▶ _STORED ROWS_:
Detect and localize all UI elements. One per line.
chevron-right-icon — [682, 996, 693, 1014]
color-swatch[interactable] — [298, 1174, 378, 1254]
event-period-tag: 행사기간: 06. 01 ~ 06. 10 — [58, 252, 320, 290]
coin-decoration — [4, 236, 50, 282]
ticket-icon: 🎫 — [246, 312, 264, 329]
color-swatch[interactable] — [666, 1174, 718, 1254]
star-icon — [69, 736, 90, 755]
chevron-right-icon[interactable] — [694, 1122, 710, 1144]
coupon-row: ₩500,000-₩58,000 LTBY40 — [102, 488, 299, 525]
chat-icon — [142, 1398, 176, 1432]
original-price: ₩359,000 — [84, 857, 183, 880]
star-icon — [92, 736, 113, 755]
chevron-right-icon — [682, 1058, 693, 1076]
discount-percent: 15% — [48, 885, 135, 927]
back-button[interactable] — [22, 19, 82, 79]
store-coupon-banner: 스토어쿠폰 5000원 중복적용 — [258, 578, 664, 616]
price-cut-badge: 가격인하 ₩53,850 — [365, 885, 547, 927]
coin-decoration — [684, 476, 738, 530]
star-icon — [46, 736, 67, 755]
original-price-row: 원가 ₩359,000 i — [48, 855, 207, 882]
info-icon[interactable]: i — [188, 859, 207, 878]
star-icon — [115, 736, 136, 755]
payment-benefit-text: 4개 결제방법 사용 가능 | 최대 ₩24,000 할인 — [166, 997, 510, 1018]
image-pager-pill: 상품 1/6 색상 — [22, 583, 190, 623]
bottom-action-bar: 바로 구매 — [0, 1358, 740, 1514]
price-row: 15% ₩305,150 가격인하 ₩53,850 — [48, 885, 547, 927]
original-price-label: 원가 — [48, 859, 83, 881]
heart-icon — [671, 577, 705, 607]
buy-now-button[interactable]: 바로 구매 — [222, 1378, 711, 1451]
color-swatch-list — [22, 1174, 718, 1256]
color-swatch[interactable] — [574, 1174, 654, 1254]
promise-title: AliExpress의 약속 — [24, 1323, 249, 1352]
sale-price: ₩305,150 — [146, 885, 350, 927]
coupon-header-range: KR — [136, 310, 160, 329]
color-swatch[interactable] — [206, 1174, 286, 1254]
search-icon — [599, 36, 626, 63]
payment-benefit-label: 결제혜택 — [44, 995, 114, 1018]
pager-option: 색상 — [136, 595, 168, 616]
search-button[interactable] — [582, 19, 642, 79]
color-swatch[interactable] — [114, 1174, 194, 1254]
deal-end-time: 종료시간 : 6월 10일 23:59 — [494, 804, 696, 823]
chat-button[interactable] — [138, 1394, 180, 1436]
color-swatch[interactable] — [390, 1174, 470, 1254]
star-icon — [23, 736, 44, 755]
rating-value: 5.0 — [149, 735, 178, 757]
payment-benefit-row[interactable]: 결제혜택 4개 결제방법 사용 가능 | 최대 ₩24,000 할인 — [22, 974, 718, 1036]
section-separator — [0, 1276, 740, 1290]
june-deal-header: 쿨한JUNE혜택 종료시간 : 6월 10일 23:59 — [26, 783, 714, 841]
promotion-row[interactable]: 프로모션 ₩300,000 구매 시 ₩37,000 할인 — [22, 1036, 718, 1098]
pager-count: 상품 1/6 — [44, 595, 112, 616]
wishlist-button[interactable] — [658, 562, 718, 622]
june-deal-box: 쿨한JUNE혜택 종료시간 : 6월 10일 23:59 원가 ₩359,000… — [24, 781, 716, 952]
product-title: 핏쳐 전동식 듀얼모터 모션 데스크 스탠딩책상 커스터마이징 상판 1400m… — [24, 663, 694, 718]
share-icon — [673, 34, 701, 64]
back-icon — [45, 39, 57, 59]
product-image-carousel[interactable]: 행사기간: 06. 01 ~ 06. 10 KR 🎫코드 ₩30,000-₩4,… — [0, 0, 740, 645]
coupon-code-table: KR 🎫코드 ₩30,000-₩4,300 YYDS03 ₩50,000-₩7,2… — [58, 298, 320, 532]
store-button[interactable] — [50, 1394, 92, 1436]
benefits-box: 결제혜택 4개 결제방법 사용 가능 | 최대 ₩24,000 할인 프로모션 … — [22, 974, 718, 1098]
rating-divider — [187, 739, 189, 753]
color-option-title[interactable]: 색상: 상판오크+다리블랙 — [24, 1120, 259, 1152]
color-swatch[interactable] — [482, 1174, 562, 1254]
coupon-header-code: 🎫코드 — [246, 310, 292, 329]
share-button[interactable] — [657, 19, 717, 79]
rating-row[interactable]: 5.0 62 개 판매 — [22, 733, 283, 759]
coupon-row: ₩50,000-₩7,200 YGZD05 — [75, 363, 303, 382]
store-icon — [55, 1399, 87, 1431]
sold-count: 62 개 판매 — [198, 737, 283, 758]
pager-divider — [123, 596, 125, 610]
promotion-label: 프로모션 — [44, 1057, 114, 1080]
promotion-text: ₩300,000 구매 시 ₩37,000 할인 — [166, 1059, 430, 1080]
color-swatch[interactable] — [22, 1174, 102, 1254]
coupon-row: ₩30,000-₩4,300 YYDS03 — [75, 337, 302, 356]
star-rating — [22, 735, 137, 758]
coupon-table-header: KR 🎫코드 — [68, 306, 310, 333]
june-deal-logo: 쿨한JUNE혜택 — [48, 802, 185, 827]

▶ _EXERCISE INSTRUCTIONS_: Reproduce the lines word for word, starting with the first line of the records and going on through the line with "star-icon — [92, 736, 113, 755]", both included.

▶ _IN RESPONSE_:
Detect and localize all UI elements. One per line.
chevron-right-icon — [682, 996, 693, 1014]
color-swatch[interactable] — [298, 1174, 378, 1254]
event-period-tag: 행사기간: 06. 01 ~ 06. 10 — [58, 252, 320, 290]
coin-decoration — [4, 236, 50, 282]
ticket-icon: 🎫 — [246, 312, 264, 329]
color-swatch[interactable] — [666, 1174, 718, 1254]
star-icon — [69, 736, 90, 755]
chevron-right-icon[interactable] — [694, 1122, 710, 1144]
coupon-row: ₩500,000-₩58,000 LTBY40 — [102, 488, 299, 525]
chat-icon — [142, 1398, 176, 1432]
original-price: ₩359,000 — [84, 857, 183, 880]
star-icon — [92, 736, 113, 755]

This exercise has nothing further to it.